Reproduce every entry below precisely; do not include the pictures.

--- Rows ---

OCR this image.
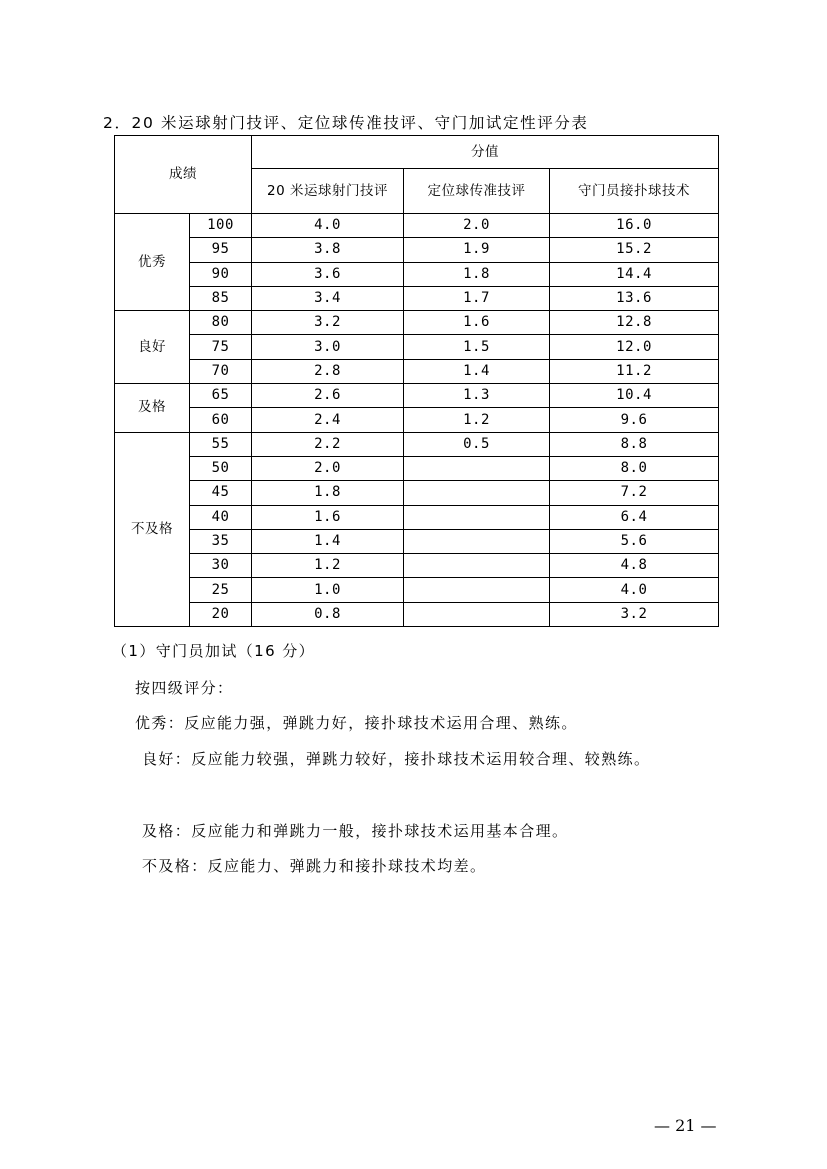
2．20 米运球射门技评、定位球传准技评、守门加试定性评分表
成绩		分值		
		20 米运球射门技评	定位球传准技评	守门员接扑球技术
优秀	100	4.0	2.0	16.0
	95	3.8	1.9	15.2
	90	3.6	1.8	14.4
	85	3.4	1.7	13.6
良好	80	3.2	1.6	12.8
	75	3.0	1.5	12.0
	70	2.8	1.4	11.2
及格	65	2.6	1.3	10.4
	60	2.4	1.2	9.6
不及格	55	2.2	0.5	8.8
	50	2.0		8.0
	45	1.8		7.2
	40	1.6		6.4
	35	1.4		5.6
	30	1.2		4.8
	25	1.0		4.0
	20	0.8		3.2
（1）守门员加试（16 分）
按四级评分：
优秀：反应能力强，弹跳力好，接扑球技术运用合理、熟练。
良好：反应能力较强，弹跳力较好，接扑球技术运用较合理、较熟练。
及格：反应能力和弹跳力一般，接扑球技术运用基本合理。
不及格：反应能力、弹跳力和接扑球技术均差。
— 21 —
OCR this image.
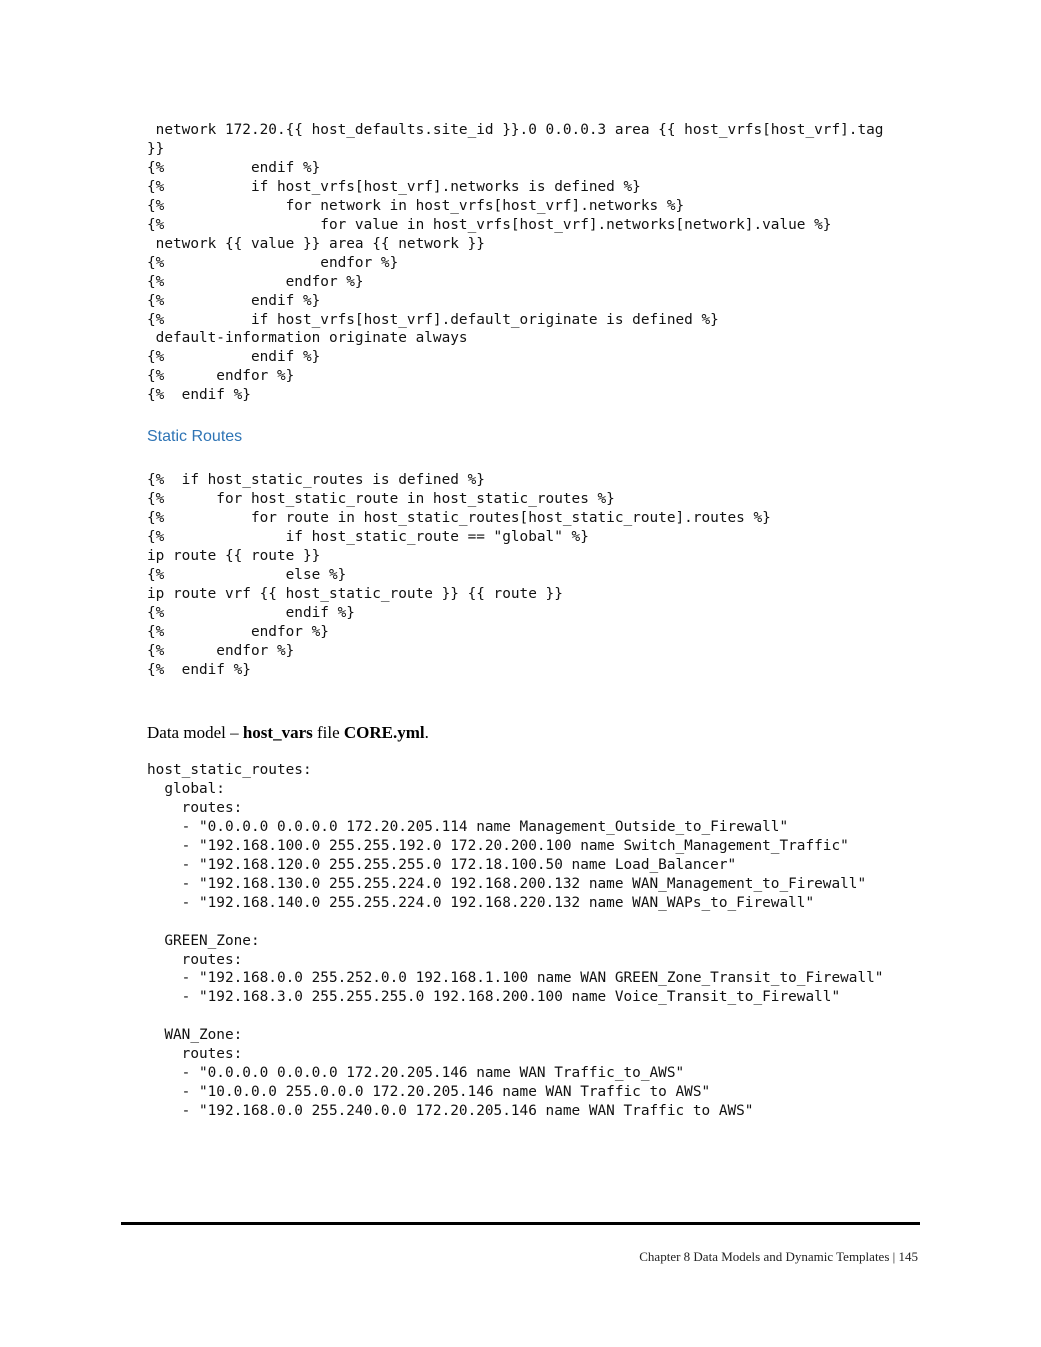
network 172.20.{{ host_defaults.site_id }}.0 0.0.0.3 area {{ host_vrfs[host_vrf].tag
}}
{%          endif %}
{%          if host_vrfs[host_vrf].networks is defined %}
{%              for network in host_vrfs[host_vrf].networks %}
{%                  for value in host_vrfs[host_vrf].networks[network].value %}
network {{ value }} area {{ network }}
{%                  endfor %}
{%              endfor %}
{%          endif %}
{%          if host_vrfs[host_vrf].default_originate is defined %}
default-information originate always
{%          endif %}
{%      endfor %}
{%  endif %}
Static Routes
{%  if host_static_routes is defined %}
{%      for host_static_route in host_static_routes %}
{%          for route in host_static_routes[host_static_route].routes %}
{%              if host_static_route == "global" %}
ip route {{ route }}
{%              else %}
ip route vrf {{ host_static_route }} {{ route }}
{%              endif %}
{%          endfor %}
{%      endfor %}
{%  endif %}
Data model – host_vars file CORE.yml.
host_static_routes:
global:
routes:
- "0.0.0.0 0.0.0.0 172.20.205.114 name Management_Outside_to_Firewall"
- "192.168.100.0 255.255.192.0 172.20.200.100 name Switch_Management_Traffic"
- "192.168.120.0 255.255.255.0 172.18.100.50 name Load_Balancer"
- "192.168.130.0 255.255.224.0 192.168.200.132 name WAN_Management_to_Firewall"
- "192.168.140.0 255.255.224.0 192.168.220.132 name WAN_WAPs_to_Firewall"

GREEN_Zone:
routes:
- "192.168.0.0 255.252.0.0 192.168.1.100 name WAN GREEN_Zone_Transit_to_Firewall"
- "192.168.3.0 255.255.255.0 192.168.200.100 name Voice_Transit_to_Firewall"

WAN_Zone:
routes:
- "0.0.0.0 0.0.0.0 172.20.205.146 name WAN Traffic_to_AWS"
- "10.0.0.0 255.0.0.0 172.20.205.146 name WAN Traffic to AWS"
- "192.168.0.0 255.240.0.0 172.20.205.146 name WAN Traffic to AWS"
Chapter 8 Data Models and Dynamic Templates | 145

---

### Response below
OCR this image.
2．20 米运球射门技评、定位球传准技评、守门加试定性评分表
成绩		分值		
		20 米运球射门技评	定位球传准技评	守门员接扑球技术
优秀	100	4.0	2.0	16.0
	95	3.8	1.9	15.2
	90	3.6	1.8	14.4
	85	3.4	1.7	13.6
良好	80	3.2	1.6	12.8
	75	3.0	1.5	12.0
	70	2.8	1.4	11.2
及格	65	2.6	1.3	10.4
	60	2.4	1.2	9.6
不及格	55	2.2	0.5	8.8
	50	2.0		8.0
	45	1.8		7.2
	40	1.6		6.4
	35	1.4		5.6
	30	1.2		4.8
	25	1.0		4.0
	20	0.8		3.2
（1）守门员加试（16 分）
按四级评分：
优秀：反应能力强，弹跳力好，接扑球技术运用合理、熟练。
良好：反应能力较强，弹跳力较好，接扑球技术运用较合理、较熟练。
及格：反应能力和弹跳力一般，接扑球技术运用基本合理。
不及格：反应能力、弹跳力和接扑球技术均差。
— 21 —
OCR this image.
network 172.20.{{ host_defaults.site_id }}.0 0.0.0.3 area {{ host_vrfs[host_vrf].tag
}}
{%          endif %}
{%          if host_vrfs[host_vrf].networks is defined %}
{%              for network in host_vrfs[host_vrf].networks %}
{%                  for value in host_vrfs[host_vrf].networks[network].value %}
network {{ value }} area {{ network }}
{%                  endfor %}
{%              endfor %}
{%          endif %}
{%          if host_vrfs[host_vrf].default_originate is defined %}
default-information originate always
{%          endif %}
{%      endfor %}
{%  endif %}
Static Routes
{%  if host_static_routes is defined %}
{%      for host_static_route in host_static_routes %}
{%          for route in host_static_routes[host_static_route].routes %}
{%              if host_static_route == "global" %}
ip route {{ route }}
{%              else %}
ip route vrf {{ host_static_route }} {{ route }}
{%              endif %}
{%          endfor %}
{%      endfor %}
{%  endif %}
Data model – host_vars file CORE.yml.
host_static_routes:
global:
routes:
- "0.0.0.0 0.0.0.0 172.20.205.114 name Management_Outside_to_Firewall"
- "192.168.100.0 255.255.192.0 172.20.200.100 name Switch_Management_Traffic"
- "192.168.120.0 255.255.255.0 172.18.100.50 name Load_Balancer"
- "192.168.130.0 255.255.224.0 192.168.200.132 name WAN_Management_to_Firewall"
- "192.168.140.0 255.255.224.0 192.168.220.132 name WAN_WAPs_to_Firewall"

GREEN_Zone:
routes:
- "192.168.0.0 255.252.0.0 192.168.1.100 name WAN GREEN_Zone_Transit_to_Firewall"
- "192.168.3.0 255.255.255.0 192.168.200.100 name Voice_Transit_to_Firewall"

WAN_Zone:
routes:
- "0.0.0.0 0.0.0.0 172.20.205.146 name WAN Traffic_to_AWS"
- "10.0.0.0 255.0.0.0 172.20.205.146 name WAN Traffic to AWS"
- "192.168.0.0 255.240.0.0 172.20.205.146 name WAN Traffic to AWS"
Chapter 8 Data Models and Dynamic Templates | 145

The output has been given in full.